[Figure contents as structured data]

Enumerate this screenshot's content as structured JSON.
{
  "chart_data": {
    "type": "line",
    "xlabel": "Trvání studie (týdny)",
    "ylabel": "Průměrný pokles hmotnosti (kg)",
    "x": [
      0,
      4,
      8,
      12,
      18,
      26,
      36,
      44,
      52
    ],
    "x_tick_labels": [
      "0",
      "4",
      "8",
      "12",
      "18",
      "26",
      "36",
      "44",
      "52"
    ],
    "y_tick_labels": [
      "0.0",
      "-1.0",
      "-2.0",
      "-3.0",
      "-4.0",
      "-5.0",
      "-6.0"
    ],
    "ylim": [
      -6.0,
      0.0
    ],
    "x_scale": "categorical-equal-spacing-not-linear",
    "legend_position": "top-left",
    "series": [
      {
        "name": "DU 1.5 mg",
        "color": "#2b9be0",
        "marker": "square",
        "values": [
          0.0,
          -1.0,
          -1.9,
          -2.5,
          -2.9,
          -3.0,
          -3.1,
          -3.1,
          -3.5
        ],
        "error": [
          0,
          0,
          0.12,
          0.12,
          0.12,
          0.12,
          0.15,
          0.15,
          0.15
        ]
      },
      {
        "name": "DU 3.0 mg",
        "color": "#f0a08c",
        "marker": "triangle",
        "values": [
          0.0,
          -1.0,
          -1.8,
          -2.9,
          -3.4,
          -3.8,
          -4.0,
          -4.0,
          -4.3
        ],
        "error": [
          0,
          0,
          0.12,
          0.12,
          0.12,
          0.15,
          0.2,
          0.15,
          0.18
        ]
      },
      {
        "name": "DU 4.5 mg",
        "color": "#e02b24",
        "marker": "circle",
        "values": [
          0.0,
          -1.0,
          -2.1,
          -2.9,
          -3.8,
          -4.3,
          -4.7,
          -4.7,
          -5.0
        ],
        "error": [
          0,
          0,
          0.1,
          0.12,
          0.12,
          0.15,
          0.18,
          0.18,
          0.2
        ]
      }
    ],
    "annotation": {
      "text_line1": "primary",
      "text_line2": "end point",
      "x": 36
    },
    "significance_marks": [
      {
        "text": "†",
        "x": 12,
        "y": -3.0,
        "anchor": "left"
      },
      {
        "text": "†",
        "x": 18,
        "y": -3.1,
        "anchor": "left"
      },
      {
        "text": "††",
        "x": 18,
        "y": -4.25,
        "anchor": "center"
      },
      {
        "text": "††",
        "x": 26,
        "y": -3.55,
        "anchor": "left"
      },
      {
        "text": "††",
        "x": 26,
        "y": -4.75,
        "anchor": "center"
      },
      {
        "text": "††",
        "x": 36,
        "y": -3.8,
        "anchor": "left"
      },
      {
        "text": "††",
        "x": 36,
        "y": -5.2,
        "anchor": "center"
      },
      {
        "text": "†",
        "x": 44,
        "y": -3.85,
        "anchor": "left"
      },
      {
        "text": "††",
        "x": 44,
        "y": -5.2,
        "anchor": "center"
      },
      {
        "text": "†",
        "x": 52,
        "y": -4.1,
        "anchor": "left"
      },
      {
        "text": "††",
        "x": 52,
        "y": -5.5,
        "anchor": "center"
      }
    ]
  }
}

- GOAL OF THE EXERCISE
Retype the data in full and match it exactly.

- TASK RESPONSE
Enumerate this screenshot's content as structured JSON.
{
  "chart_data": {
    "type": "line",
    "xlabel": "Trvání studie (týdny)",
    "ylabel": "Průměrný pokles hmotnosti (kg)",
    "x": [
      0,
      4,
      8,
      12,
      18,
      26,
      36,
      44,
      52
    ],
    "x_tick_labels": [
      "0",
      "4",
      "8",
      "12",
      "18",
      "26",
      "36",
      "44",
      "52"
    ],
    "y_tick_labels": [
      "0.0",
      "-1.0",
      "-2.0",
      "-3.0",
      "-4.0",
      "-5.0",
      "-6.0"
    ],
    "ylim": [
      -6.0,
      0.0
    ],
    "x_scale": "categorical-equal-spacing-not-linear",
    "legend_position": "top-left",
    "series": [
      {
        "name": "DU 1.5 mg",
        "color": "#2b9be0",
        "marker": "square",
        "values": [
          0.0,
          -1.0,
          -1.9,
          -2.5,
          -2.9,
          -3.0,
          -3.1,
          -3.1,
          -3.5
        ],
        "error": [
          0,
          0,
          0.12,
          0.12,
          0.12,
          0.12,
          0.15,
          0.15,
          0.15
        ]
      },
      {
        "name": "DU 3.0 mg",
        "color": "#f0a08c",
        "marker": "triangle",
        "values": [
          0.0,
          -1.0,
          -1.8,
          -2.9,
          -3.4,
          -3.8,
          -4.0,
          -4.0,
          -4.3
        ],
        "error": [
          0,
          0,
          0.12,
          0.12,
          0.12,
          0.15,
          0.2,
          0.15,
          0.18
        ]
      },
      {
        "name": "DU 4.5 mg",
        "color": "#e02b24",
        "marker": "circle",
        "values": [
          0.0,
          -1.0,
          -2.1,
          -2.9,
          -3.8,
          -4.3,
          -4.7,
          -4.7,
          -5.0
        ],
        "error": [
          0,
          0,
          0.1,
          0.12,
          0.12,
          0.15,
          0.18,
          0.18,
          0.2
        ]
      }
    ],
    "annotation": {
      "text_line1": "primary",
      "text_line2": "end point",
      "x": 36
    },
    "significance_marks": [
      {
        "text": "†",
        "x": 12,
        "y": -3.0,
        "anchor": "left"
      },
      {
        "text": "†",
        "x": 18,
        "y": -3.1,
        "anchor": "left"
      },
      {
        "text": "††",
        "x": 18,
        "y": -4.25,
        "anchor": "center"
      },
      {
        "text": "††",
        "x": 26,
        "y": -3.55,
        "anchor": "left"
      },
      {
        "text": "††",
        "x": 26,
        "y": -4.75,
        "anchor": "center"
      },
      {
        "text": "††",
        "x": 36,
        "y": -3.8,
        "anchor": "left"
      },
      {
        "text": "††",
        "x": 36,
        "y": -5.2,
        "anchor": "center"
      },
      {
        "text": "†",
        "x": 44,
        "y": -3.85,
        "anchor": "left"
      },
      {
        "text": "††",
        "x": 44,
        "y": -5.2,
        "anchor": "center"
      },
      {
        "text": "†",
        "x": 52,
        "y": -4.1,
        "anchor": "left"
      },
      {
        "text": "††",
        "x": 52,
        "y": -5.5,
        "anchor": "center"
      }
    ]
  }
}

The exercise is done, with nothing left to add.